* [Task requirements]
- a) Copy the stretch of the review of Dancing Girls from "Dancing Girls was" through "Man From Mars.".
- b) In the review of Dancing Girls, what period of days is "The War In The Bathroom" divided into?

* [Article]
-- START --

Dancing Girls by Margaret Atwood

Dancing Girls was Atwood's first collection of short stories and it was originally published in 1977. There are 14 stories in the collection. There are several editions of this collection and depending on when they were published, depends on the 14 stories in them. My edition is a copy of the original 14 stories so I will go through those and then at the end I will share the stories that are different.

The War In The Bathroom.

It takes place in a boarding house where the bathroom is shared. Just like the title suggests there really is a war for the bathroom. The story is divided up into days over a one week period from Monday to Sunday. Throughout those days we learn of when the bathroom gets used, by who and what can be heard throughout the house. How this story is told is what makes it interesting. There is a bit of a mystery of who the narrator is.

The Man From Mars.

-- END --

* [Entries provided]

-- START --

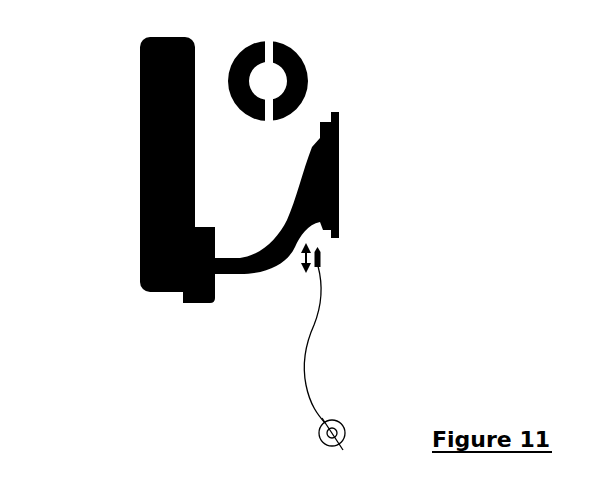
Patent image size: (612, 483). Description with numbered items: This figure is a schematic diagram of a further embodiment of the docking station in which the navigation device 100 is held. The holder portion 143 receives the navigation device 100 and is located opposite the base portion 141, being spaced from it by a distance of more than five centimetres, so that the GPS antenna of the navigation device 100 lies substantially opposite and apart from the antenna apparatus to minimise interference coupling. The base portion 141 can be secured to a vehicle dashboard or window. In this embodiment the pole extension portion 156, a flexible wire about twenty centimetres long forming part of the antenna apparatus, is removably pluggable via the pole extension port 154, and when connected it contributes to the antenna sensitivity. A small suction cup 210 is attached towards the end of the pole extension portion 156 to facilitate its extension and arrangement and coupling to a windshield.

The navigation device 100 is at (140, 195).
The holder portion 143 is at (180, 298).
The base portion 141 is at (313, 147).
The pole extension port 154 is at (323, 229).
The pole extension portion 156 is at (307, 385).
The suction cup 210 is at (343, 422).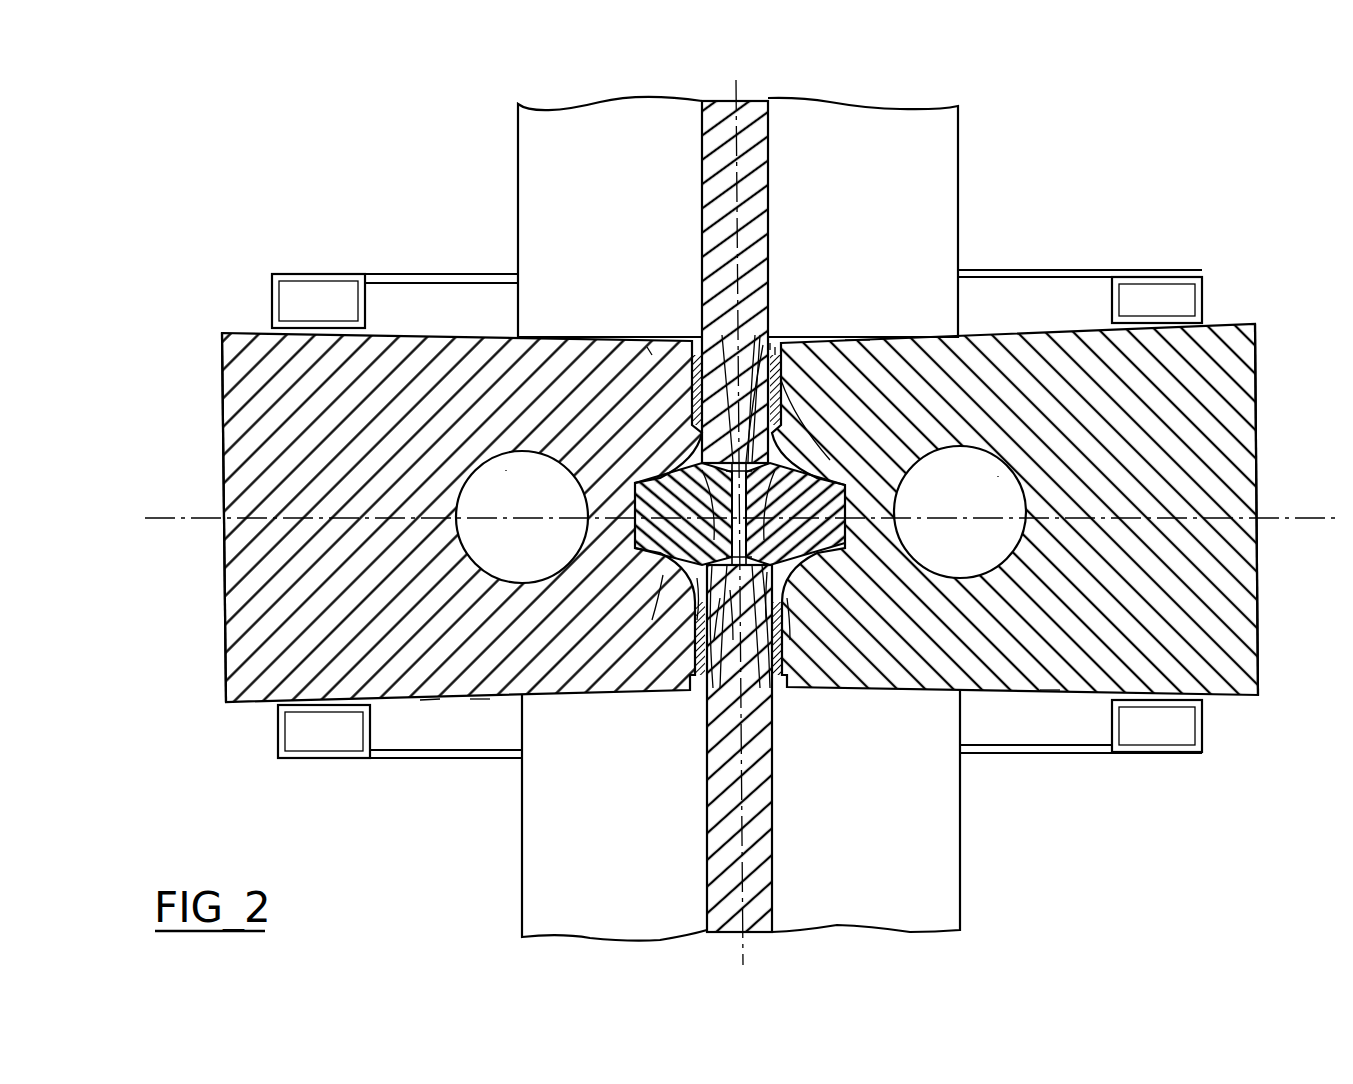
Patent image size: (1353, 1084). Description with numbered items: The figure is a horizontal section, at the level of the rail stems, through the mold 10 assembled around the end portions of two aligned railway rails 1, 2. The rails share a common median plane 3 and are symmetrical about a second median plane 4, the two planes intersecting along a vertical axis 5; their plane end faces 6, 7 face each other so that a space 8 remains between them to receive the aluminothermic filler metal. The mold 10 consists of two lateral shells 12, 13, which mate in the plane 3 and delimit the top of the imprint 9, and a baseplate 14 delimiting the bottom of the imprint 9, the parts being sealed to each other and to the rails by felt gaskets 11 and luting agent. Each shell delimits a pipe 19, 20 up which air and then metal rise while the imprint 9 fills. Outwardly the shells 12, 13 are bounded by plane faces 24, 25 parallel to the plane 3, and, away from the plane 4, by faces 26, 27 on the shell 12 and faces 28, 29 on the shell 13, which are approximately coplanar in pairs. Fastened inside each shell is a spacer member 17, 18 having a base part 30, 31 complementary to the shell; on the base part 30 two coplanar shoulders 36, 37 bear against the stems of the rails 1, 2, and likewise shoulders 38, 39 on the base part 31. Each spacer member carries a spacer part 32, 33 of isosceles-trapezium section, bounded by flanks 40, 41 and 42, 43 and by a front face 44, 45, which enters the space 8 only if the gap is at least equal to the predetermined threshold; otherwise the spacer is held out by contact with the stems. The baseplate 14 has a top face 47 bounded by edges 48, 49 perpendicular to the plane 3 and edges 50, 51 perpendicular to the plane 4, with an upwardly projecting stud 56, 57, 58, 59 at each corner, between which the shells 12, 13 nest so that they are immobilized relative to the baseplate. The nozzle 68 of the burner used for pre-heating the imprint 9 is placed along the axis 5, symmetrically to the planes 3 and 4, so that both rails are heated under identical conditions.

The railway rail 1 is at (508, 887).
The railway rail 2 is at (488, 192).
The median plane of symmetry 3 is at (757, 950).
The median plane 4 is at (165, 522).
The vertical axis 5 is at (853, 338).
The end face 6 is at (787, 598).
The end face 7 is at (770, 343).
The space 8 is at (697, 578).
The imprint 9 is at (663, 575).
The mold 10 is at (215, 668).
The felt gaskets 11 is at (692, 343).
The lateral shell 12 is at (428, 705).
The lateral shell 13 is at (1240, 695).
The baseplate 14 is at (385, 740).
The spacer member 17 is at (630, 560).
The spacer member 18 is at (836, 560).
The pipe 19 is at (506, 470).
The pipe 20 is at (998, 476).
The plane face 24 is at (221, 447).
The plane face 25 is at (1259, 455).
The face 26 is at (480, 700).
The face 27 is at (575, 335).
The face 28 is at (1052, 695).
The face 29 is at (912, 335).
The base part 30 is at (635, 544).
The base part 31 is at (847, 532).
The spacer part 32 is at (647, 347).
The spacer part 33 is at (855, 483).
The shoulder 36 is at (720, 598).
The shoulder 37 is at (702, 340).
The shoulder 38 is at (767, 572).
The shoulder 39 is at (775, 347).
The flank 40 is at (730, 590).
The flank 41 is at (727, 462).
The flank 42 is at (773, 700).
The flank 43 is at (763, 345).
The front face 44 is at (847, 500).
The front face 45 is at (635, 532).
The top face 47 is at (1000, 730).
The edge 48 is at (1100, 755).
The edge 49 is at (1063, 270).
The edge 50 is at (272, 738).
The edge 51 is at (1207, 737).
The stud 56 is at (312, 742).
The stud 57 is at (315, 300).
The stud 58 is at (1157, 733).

-- END --

* [Results of the tasks]
- a)
Dancing Girls was Atwood's first collection of short stories and it was originally published in 1977. There are 14 stories in the collection. There are several editions of this collection and depending on when they were published, depends on the 14 stories in them. My edition is a copy of the original 14 stories so I will go through those and then at the end I will share the stories that are different.

The War In The Bathroom.

It takes place in a boarding house where the bathroom is shared. Just like the title suggests there really is a war for the bathroom. The story is divided up into days over a one week period from Monday to Sunday. Throughout those days we learn of when the bathroom gets used, by who and what can be heard throughout the house. How this story is told is what makes it interesting. There is a bit of a mystery of who the narrator is.

The Man From Mars.

- b) One week, from Monday to Sunday.